··· Source material ···

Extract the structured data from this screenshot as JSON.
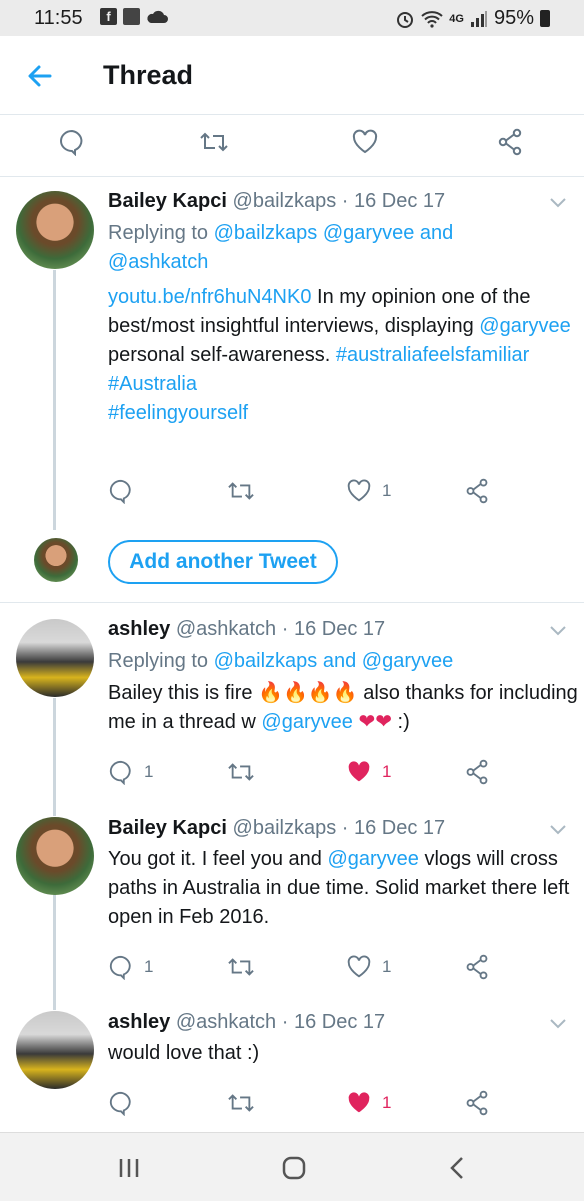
{
  "status": {
    "time": "11:55",
    "network": "4G",
    "battery": "95%"
  },
  "header": {
    "title": "Thread"
  },
  "tweets": [
    {
      "name": "Bailey Kapci",
      "handle": "@bailzkaps",
      "date": "· 16 Dec 17",
      "replying_prefix": "Replying to ",
      "replying_a": "@bailzkaps",
      "replying_b": "@garyvee",
      "replying_and": " and",
      "replying_c": "@ashkatch",
      "link": "youtu.be/nfr6huN4NK0",
      "text_a": " In my opinion one of the best/most insightful interviews, displaying ",
      "mention": "@garyvee",
      "text_b": " personal self-awareness. ",
      "tag1": "#australiafeelsfamiliar",
      "tag2": "#Australia",
      "tag3": "#feelingyourself",
      "likes": "1"
    },
    {
      "name": "ashley",
      "handle": "@ashkatch",
      "date": "· 16 Dec 17",
      "replying_prefix": "Replying to ",
      "replying_a": "@bailzkaps",
      "replying_and": " and ",
      "replying_b": "@garyvee",
      "text_a": "Bailey this is fire ",
      "emoji": "🔥🔥🔥🔥",
      "text_b": " also thanks for including me in a thread w ",
      "mention": "@garyvee",
      "hearts": "❤❤",
      "text_c": " :)",
      "replies": "1",
      "likes": "1"
    },
    {
      "name": "Bailey Kapci",
      "handle": "@bailzkaps",
      "date": "· 16 Dec 17",
      "text_a": "You got it. I feel you and ",
      "mention": "@garyvee",
      "text_b": "  vlogs will cross paths in Australia in due time. Solid market there left open in Feb 2016.",
      "replies": "1",
      "likes": "1"
    },
    {
      "name": "ashley",
      "handle": "@ashkatch",
      "date": "· 16 Dec 17",
      "text_a": "would love that :)",
      "likes": "1"
    }
  ],
  "add_tweet_label": "Add another Tweet",
  "colors": {
    "accent": "#1da1f2",
    "like": "#e0245e",
    "muted": "#657786"
  },
  "icons": [
    "back-arrow-icon",
    "reply-icon",
    "retweet-icon",
    "heart-icon",
    "share-icon",
    "chevron-down-icon",
    "recents-icon",
    "home-icon",
    "back-nav-icon"
  ]
}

···

■ **Task to complete**: Keep the pictures out of your copy, and repeat every entry above exactly.

■ **Final result**:
Extract the structured data from this screenshot as JSON.
{
  "status": {
    "time": "11:55",
    "network": "4G",
    "battery": "95%"
  },
  "header": {
    "title": "Thread"
  },
  "tweets": [
    {
      "name": "Bailey Kapci",
      "handle": "@bailzkaps",
      "date": "· 16 Dec 17",
      "replying_prefix": "Replying to ",
      "replying_a": "@bailzkaps",
      "replying_b": "@garyvee",
      "replying_and": " and",
      "replying_c": "@ashkatch",
      "link": "youtu.be/nfr6huN4NK0",
      "text_a": " In my opinion one of the best/most insightful interviews, displaying ",
      "mention": "@garyvee",
      "text_b": " personal self-awareness. ",
      "tag1": "#australiafeelsfamiliar",
      "tag2": "#Australia",
      "tag3": "#feelingyourself",
      "likes": "1"
    },
    {
      "name": "ashley",
      "handle": "@ashkatch",
      "date": "· 16 Dec 17",
      "replying_prefix": "Replying to ",
      "replying_a": "@bailzkaps",
      "replying_and": " and ",
      "replying_b": "@garyvee",
      "text_a": "Bailey this is fire ",
      "emoji": "🔥🔥🔥🔥",
      "text_b": " also thanks for including me in a thread w ",
      "mention": "@garyvee",
      "hearts": "❤❤",
      "text_c": " :)",
      "replies": "1",
      "likes": "1"
    },
    {
      "name": "Bailey Kapci",
      "handle": "@bailzkaps",
      "date": "· 16 Dec 17",
      "text_a": "You got it. I feel you and ",
      "mention": "@garyvee",
      "text_b": "  vlogs will cross paths in Australia in due time. Solid market there left open in Feb 2016.",
      "replies": "1",
      "likes": "1"
    },
    {
      "name": "ashley",
      "handle": "@ashkatch",
      "date": "· 16 Dec 17",
      "text_a": "would love that :)",
      "likes": "1"
    }
  ],
  "add_tweet_label": "Add another Tweet",
  "colors": {
    "accent": "#1da1f2",
    "like": "#e0245e",
    "muted": "#657786"
  },
  "icons": [
    "back-arrow-icon",
    "reply-icon",
    "retweet-icon",
    "heart-icon",
    "share-icon",
    "chevron-down-icon",
    "recents-icon",
    "home-icon",
    "back-nav-icon"
  ]
}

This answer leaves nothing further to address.